┌─ Material supplied

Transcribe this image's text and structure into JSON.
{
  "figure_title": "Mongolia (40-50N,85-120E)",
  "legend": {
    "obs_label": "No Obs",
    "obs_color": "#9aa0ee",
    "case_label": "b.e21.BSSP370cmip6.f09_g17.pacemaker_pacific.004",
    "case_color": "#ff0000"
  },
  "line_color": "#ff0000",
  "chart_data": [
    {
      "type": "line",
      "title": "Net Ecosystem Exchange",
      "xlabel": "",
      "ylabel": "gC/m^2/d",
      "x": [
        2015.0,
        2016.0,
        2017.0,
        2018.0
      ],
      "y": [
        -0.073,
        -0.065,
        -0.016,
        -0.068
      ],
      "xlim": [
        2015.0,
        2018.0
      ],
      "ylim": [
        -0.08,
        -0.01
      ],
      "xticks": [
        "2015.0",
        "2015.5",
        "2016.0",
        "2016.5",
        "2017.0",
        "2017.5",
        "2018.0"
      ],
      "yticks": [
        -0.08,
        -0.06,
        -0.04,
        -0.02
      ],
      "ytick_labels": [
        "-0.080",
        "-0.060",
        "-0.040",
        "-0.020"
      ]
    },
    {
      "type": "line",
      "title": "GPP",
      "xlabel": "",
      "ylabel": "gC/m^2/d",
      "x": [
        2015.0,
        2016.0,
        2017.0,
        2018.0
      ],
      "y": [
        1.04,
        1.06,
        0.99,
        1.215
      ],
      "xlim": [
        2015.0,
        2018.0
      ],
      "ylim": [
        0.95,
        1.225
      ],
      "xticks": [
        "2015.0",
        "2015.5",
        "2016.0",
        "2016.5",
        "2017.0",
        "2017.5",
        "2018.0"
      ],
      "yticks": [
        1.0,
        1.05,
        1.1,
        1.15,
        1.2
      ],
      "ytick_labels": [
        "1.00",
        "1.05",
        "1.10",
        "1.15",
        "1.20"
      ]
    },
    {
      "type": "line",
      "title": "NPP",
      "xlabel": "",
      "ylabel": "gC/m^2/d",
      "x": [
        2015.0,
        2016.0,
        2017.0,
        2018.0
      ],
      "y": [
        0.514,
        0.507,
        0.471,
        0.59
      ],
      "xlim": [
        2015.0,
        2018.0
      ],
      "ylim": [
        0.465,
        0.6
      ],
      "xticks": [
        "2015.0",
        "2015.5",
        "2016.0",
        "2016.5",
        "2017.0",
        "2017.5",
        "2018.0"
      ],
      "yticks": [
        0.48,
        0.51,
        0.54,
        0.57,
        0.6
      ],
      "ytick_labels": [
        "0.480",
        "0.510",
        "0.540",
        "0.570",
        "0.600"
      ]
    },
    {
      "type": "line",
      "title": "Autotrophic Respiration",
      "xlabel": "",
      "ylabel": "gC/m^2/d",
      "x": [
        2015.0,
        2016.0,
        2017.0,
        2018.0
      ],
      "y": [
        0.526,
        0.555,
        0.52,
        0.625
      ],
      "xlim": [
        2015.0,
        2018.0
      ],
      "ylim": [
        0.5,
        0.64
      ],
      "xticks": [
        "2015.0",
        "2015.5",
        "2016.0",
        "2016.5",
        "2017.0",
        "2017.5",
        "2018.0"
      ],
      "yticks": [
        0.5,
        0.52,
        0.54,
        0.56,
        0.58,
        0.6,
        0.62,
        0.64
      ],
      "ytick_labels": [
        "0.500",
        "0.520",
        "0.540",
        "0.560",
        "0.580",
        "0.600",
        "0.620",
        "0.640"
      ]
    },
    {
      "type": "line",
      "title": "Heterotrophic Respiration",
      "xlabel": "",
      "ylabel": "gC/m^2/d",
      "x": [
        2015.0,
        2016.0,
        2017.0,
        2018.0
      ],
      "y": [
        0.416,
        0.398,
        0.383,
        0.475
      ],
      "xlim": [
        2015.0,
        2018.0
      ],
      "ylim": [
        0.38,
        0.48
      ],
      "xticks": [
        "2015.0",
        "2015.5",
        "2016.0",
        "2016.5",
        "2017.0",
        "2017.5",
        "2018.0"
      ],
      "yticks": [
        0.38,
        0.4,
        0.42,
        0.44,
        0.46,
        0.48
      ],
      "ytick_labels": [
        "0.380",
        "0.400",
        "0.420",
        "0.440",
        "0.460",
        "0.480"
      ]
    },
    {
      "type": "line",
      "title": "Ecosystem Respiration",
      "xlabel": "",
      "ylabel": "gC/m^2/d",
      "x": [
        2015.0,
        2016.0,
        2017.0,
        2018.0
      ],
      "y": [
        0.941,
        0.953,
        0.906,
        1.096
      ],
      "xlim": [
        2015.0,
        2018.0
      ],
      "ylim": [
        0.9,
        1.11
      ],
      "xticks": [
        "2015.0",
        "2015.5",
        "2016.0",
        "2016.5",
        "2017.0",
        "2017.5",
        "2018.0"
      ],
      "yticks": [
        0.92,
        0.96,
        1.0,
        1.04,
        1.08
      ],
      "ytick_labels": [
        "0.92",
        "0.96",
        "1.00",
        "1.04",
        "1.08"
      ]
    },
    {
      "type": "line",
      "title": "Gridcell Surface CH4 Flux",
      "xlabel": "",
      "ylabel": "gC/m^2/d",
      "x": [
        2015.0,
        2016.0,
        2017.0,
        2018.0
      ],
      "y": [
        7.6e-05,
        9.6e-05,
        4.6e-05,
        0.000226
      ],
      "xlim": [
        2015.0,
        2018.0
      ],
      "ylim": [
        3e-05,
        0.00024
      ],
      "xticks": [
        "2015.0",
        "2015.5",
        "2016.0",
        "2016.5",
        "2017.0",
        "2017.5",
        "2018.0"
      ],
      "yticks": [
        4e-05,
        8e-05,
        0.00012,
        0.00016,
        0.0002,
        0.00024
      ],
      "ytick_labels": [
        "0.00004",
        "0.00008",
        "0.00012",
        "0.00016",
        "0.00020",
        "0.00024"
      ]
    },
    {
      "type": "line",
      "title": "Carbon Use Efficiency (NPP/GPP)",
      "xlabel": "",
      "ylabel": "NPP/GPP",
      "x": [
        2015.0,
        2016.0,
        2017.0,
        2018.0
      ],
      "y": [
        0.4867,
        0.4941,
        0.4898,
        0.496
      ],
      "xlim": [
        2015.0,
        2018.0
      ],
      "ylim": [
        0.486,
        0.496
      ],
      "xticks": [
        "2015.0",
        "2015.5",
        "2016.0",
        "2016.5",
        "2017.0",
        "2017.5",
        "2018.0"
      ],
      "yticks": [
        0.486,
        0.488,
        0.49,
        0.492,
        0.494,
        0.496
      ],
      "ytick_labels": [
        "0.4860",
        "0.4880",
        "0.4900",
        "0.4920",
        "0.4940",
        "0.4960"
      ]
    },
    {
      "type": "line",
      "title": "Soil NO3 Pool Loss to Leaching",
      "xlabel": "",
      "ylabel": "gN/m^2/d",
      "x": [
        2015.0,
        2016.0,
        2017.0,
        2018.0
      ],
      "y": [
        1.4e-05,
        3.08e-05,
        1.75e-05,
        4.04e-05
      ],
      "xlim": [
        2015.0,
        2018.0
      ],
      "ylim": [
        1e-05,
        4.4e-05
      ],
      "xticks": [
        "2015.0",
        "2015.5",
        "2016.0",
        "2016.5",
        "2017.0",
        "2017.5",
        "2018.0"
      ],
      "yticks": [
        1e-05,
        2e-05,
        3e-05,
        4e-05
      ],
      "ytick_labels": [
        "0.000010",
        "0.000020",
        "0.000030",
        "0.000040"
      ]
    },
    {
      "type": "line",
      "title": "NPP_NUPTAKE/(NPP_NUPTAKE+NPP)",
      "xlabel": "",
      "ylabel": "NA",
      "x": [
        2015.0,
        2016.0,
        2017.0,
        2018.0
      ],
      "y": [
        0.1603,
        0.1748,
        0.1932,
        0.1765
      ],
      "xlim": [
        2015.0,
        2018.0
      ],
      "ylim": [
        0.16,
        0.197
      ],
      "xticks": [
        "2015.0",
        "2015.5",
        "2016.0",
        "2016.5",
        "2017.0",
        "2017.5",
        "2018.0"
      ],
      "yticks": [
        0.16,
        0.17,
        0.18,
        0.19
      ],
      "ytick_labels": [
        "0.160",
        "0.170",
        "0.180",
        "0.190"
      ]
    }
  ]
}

└─

* _Given instruction_
Using the listing above, return all lines where the word "Respiration" occurs.

* _Task response_
      "title": "Autotrophic Respiration",
      "title": "Heterotrophic Respiration",
      "title": "Ecosystem Respiration",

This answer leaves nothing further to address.